+++ Listed entries
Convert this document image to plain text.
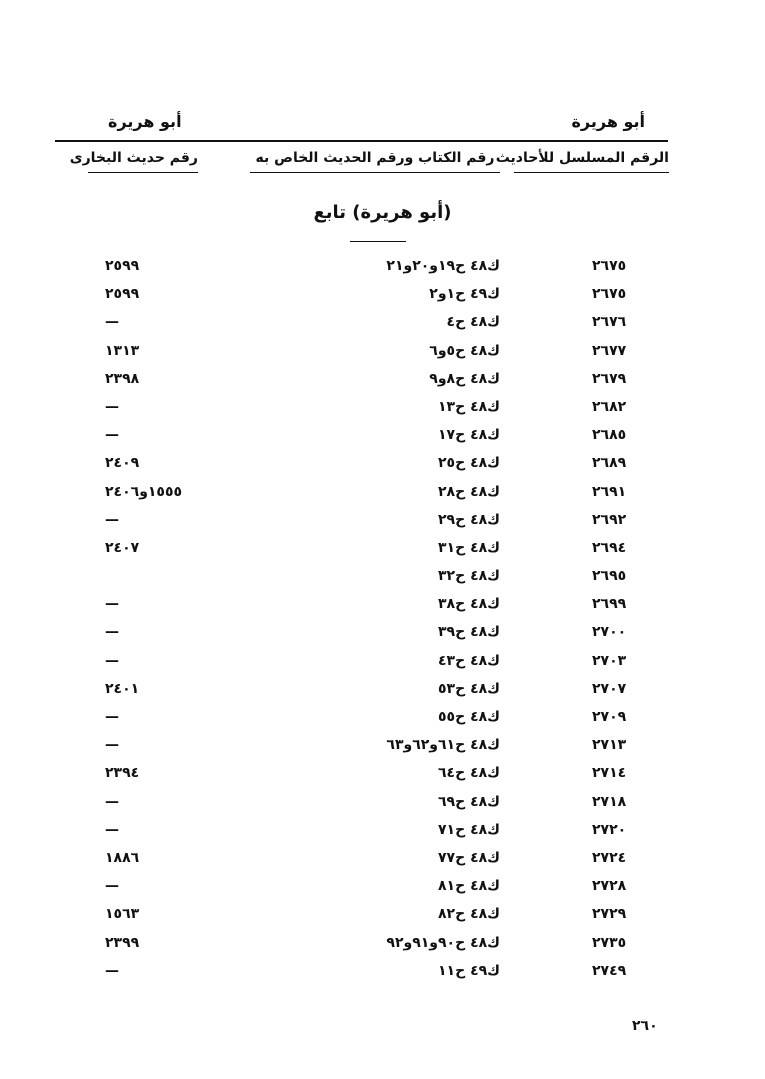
أبو هريرة
أبو هريرة
الرقم المسلسل للأحاديث
رقم الكتاب ورقم الحديث الخاص به
رقم حديث البخارى
(أبو هريرة) تابع
٢٦٧٥
ك٤٨ ح١٩و٢٠و٢١
٢٥٩٩
٢٦٧٥
ك٤٩ ح١و٢
٢٥٩٩
٢٦٧٦
ك٤٨ ح٤
—
٢٦٧٧
ك٤٨ ح٥و٦
١٣١٣
٢٦٧٩
ك٤٨ ح٨و٩
٢٣٩٨
٢٦٨٢
ك٤٨ ح١٣
—
٢٦٨٥
ك٤٨ ح١٧
—
٢٦٨٩
ك٤٨ ح٢٥
٢٤٠٩
٢٦٩١
ك٤٨ ح٢٨
١٥٥٥و٢٤٠٦
٢٦٩٢
ك٤٨ ح٢٩
—
٢٦٩٤
ك٤٨ ح٣١
٢٤٠٧
٢٦٩٥
ك٤٨ ح٣٢
٢٦٩٩
ك٤٨ ح٣٨
—
٢٧٠٠
ك٤٨ ح٣٩
—
٢٧٠٣
ك٤٨ ح٤٣
—
٢٧٠٧
ك٤٨ ح٥٣
٢٤٠١
٢٧٠٩
ك٤٨ ح٥٥
—
٢٧١٣
ك٤٨ ح٦١و٦٢و٦٣
—
٢٧١٤
ك٤٨ ح٦٤
٢٣٩٤
٢٧١٨
ك٤٨ ح٦٩
—
٢٧٢٠
ك٤٨ ح٧١
—
٢٧٢٤
ك٤٨ ح٧٧
١٨٨٦
٢٧٢٨
ك٤٨ ح٨١
—
٢٧٢٩
ك٤٨ ح٨٢
١٥٦٣
٢٧٣٥
ك٤٨ ح٩٠و٩١و٩٢
٢٣٩٩
٢٧٤٩
ك٤٩ ح١١
—
٢٦٠
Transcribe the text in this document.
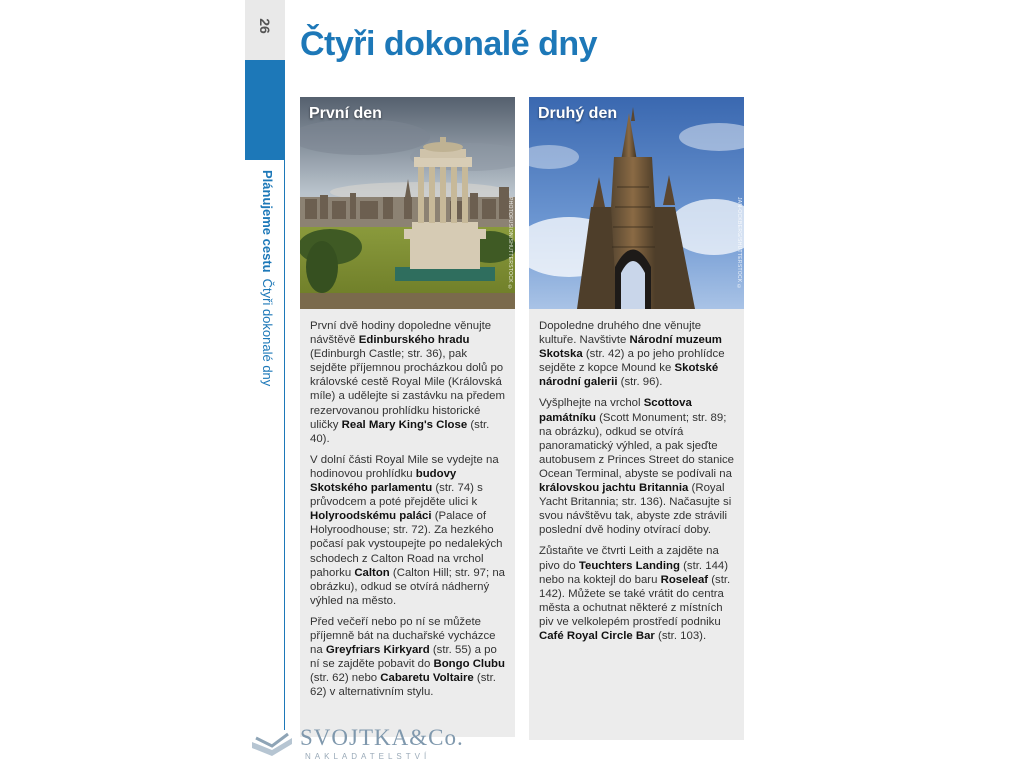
26
Plánujeme cestuČtyři dokonalé dny
Čtyři dokonalé dny
První den
PHOTOFUSION/SHUTTERSTOCK ©

První dvě hodiny dopoledne věnujte návštěvě Edinburského hradu (Edinburgh Castle; str. 36), pak sejděte příjemnou procházkou dolů po královské cestě Royal Mile (Královská míle) a udělejte si zastávku na předem rezervovanou prohlídku historické uličky Real Mary King's Close (str. 40).

V dolní části Royal Mile se vydejte na hodinovou prohlídku budovy Skotského parlamentu (str. 74) s průvodcem a poté přejděte ulici k Holyroodskému paláci (Palace of Holyroodhouse; str. 72). Za hezkého počasí pak vystoupejte po nedalekých schodech z Calton Road na vrchol pahorku Calton (Calton Hill; str. 97; na obrázku), odkud se otvírá nádherný výhled na město.

Před večeří nebo po ní se můžete příjemně bát na duchařské vycházce na Greyfriars Kirkyard (str. 55) a po ní se zajděte pobavit do Bongo Clubu (str. 62) nebo Cabaretu Voltaire (str. 62) v alternativním stylu.

Druhý den
JAN-OCKBERG/SHUTTERSTOCK ©

Dopoledne druhého dne věnujte kultuře. Navštivte Národní muzeum Skotska (str. 42) a po jeho prohlídce sejděte z kopce Mound ke Skotské národní galerii (str. 96).

Vyšplhejte na vrchol Scottova památníku (Scott Monument; str. 89; na obrázku), odkud se otvírá panoramatický výhled, a pak sjeďte autobusem z Princes Street do stanice Ocean Terminal, abyste se podívali na královskou jachtu Britannia (Royal Yacht Britannia; str. 136). Načasujte si svou návštěvu tak, abyste zde strávili poslední dvě hodiny otvírací doby.

Zůstaňte ve čtvrti Leith a zajděte na pivo do Teuchters Landing (str. 144) nebo na koktejl do baru Roseleaf (str. 142). Můžete se také vrátit do centra města a ochutnat některé z místních piv ve velkolepém prostředí podniku Café Royal Circle Bar (str. 103).

SVOJTKA&Co.
NAKLADATELSTVÍ
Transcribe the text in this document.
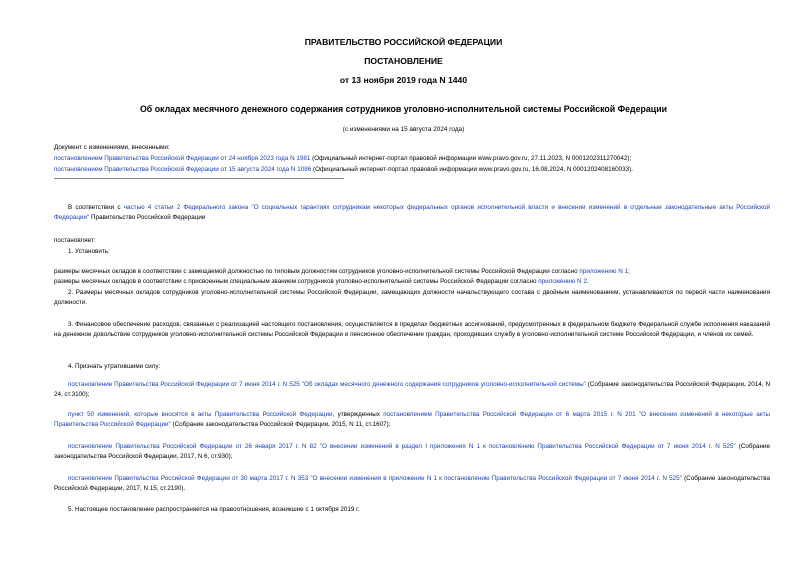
ПРАВИТЕЛЬСТВО РОССИЙСКОЙ ФЕДЕРАЦИИ
ПОСТАНОВЛЕНИЕ
от 13 ноября 2019 года N 1440
Об окладах месячного денежного содержания сотрудников уголовно-исполнительной системы Российской Федерации
(с изменениями на 15 августа 2024 года)
Документ с изменениями, внесенными:
постановлением Правительства Российской Федерации от 24 ноября 2023 года N 1981 (Официальный интернет-портал правовой информации www.pravo.gov.ru, 27.11.2023, N 0001202311270042);
постановлением Правительства Российской Федерации от 15 августа 2024 года N 1086 (Официальный интернет-портал правовой информации www.pravo.gov.ru, 16.08.2024, N 0001202408160033).
В соответствии с частью 4 статьи 2 Федерального закона "О социальных гарантиях сотрудникам некоторых федеральных органов исполнительной власти и внесении изменений в отдельные законодательные акты Российской Федерации" Правительство Российской Федерации
постановляет:
1. Установить:
размеры месячных окладов в соответствии с замещаемой должностью по типовым должностям сотрудников уголовно-исполнительной системы Российской Федерации согласно приложению N 1;
размеры месячных окладов в соответствии с присвоенным специальным званием сотрудников уголовно-исполнительной системы Российской Федерации согласно приложению N 2.
2. Размеры месячных окладов сотрудников уголовно-исполнительной системы Российской Федерации, замещающих должности начальствующего состава с двойным наименованием, устанавливаются по первой части наименования должности.
3. Финансовое обеспечение расходов, связанных с реализацией настоящего постановления, осуществляется в пределах бюджетных ассигнований, предусмотренных в федеральном бюджете Федеральной службе исполнения наказаний на денежное довольствие сотрудников уголовно-исполнительной системы Российской Федерации и пенсионное обеспечение граждан, проходивших службу в уголовно-исполнительной системе Российской Федерации, и членов их семей.
4. Признать утратившими силу:
постановление Правительства Российской Федерации от 7 июня 2014 г. N 525 "Об окладах месячного денежного содержания сотрудников уголовно-исполнительной системы" (Собрание законодательства Российской Федерации, 2014, N 24, ст.3100);
пункт 50 изменений, которые вносятся в акты Правительства Российской Федерации, утвержденных постановлением Правительства Российской Федерации от 6 марта 2015 г. N 201 "О внесении изменений в некоторые акты Правительства Российской Федерации" (Собрание законодательства Российской Федерации, 2015, N 11, ст.1607);
постановление Правительства Российской Федерации от 26 января 2017 г. N 82 "О внесении изменений в раздел I приложения N 1 к постановлению Правительства Российской Федерации от 7 июня 2014 г. N 525" (Собрание законодательства Российской Федерации, 2017, N 6, ст.930);
постановление Правительства Российской Федерации от 30 марта 2017 г. N 353 "О внесении изменения в приложение N 1 к постановлению Правительства Российской Федерации от 7 июня 2014 г. N 525" (Собрание законодательства Российской Федерации, 2017, N 15, ст.2190).
5. Настоящее постановление распространяется на правоотношения, возникшие с 1 октября 2019 г.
++++++
**Task description**
Go through the listing above and work out how many lines contain the string "Royal". Reply with the number alone.

**Answer to the exercise**
4